● Requirement
Please find all lines in the data that hold the string "this" and copy them.

(Extracted data entries)
>> BEGIN
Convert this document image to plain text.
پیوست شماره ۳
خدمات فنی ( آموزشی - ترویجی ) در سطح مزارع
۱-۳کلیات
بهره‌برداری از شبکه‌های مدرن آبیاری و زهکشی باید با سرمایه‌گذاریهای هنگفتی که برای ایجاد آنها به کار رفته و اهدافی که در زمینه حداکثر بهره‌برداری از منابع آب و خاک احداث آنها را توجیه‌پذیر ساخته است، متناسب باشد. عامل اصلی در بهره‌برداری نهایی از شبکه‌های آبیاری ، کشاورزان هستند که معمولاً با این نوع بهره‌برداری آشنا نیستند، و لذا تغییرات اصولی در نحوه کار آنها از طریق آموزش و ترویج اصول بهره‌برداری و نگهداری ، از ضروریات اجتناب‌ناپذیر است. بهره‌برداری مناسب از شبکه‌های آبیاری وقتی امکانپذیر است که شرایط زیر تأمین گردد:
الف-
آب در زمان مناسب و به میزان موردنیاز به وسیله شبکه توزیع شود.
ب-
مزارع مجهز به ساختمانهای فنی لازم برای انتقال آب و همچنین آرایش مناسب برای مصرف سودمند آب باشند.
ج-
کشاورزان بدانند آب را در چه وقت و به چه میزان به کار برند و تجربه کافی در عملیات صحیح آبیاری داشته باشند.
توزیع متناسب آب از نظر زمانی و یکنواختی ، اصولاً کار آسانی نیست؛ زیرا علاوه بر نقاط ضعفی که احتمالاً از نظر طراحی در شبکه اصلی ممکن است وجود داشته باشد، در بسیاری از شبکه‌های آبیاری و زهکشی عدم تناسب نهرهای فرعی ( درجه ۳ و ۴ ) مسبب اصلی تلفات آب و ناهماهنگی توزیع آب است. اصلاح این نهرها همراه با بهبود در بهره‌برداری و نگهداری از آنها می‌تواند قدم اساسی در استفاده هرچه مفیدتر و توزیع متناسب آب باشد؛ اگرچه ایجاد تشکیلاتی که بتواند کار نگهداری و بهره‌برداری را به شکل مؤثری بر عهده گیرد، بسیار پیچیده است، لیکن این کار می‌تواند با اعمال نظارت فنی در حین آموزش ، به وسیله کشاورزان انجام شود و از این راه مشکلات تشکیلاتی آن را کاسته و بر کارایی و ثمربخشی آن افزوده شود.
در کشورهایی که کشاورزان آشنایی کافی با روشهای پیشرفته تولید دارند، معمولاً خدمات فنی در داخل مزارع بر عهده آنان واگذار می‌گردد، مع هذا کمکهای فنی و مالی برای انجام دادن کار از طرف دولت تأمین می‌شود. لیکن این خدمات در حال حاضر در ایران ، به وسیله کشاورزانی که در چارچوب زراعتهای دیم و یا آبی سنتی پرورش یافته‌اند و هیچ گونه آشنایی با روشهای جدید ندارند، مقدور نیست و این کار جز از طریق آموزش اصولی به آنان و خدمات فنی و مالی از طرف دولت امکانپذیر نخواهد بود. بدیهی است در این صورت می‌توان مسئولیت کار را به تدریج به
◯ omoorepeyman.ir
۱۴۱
>> END
>> BEGIN
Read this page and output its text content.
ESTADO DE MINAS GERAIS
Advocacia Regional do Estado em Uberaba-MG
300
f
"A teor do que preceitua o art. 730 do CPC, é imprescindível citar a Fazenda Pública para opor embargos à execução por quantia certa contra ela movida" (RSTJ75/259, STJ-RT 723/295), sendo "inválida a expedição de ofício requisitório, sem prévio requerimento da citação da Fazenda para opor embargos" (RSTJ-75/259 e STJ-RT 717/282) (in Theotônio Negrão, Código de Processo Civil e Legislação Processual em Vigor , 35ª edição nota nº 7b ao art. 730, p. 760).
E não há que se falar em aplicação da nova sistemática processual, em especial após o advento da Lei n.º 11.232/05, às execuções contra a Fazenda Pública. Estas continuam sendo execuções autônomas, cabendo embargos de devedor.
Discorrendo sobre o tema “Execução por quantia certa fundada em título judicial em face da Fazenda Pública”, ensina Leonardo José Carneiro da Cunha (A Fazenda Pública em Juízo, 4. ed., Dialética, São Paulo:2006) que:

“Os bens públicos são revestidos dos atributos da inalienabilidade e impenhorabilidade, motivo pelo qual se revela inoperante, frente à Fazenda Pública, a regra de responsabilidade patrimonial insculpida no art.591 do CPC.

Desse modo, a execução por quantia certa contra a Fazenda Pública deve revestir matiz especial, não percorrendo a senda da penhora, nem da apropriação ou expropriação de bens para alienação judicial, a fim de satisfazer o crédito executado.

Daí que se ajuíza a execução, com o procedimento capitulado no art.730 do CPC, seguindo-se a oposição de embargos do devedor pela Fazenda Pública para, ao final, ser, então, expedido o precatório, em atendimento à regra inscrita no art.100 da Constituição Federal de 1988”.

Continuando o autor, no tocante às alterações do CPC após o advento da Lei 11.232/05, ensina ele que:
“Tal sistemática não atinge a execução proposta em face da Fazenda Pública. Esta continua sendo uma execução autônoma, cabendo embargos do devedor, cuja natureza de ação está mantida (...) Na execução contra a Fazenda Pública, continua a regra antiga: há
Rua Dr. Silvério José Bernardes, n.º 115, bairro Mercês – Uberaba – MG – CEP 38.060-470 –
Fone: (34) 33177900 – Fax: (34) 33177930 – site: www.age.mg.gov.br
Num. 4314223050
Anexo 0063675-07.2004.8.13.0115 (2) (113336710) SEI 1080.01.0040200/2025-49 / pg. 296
>> END
● Result below
Convert this document image to plain text.
Read this page and output its text content.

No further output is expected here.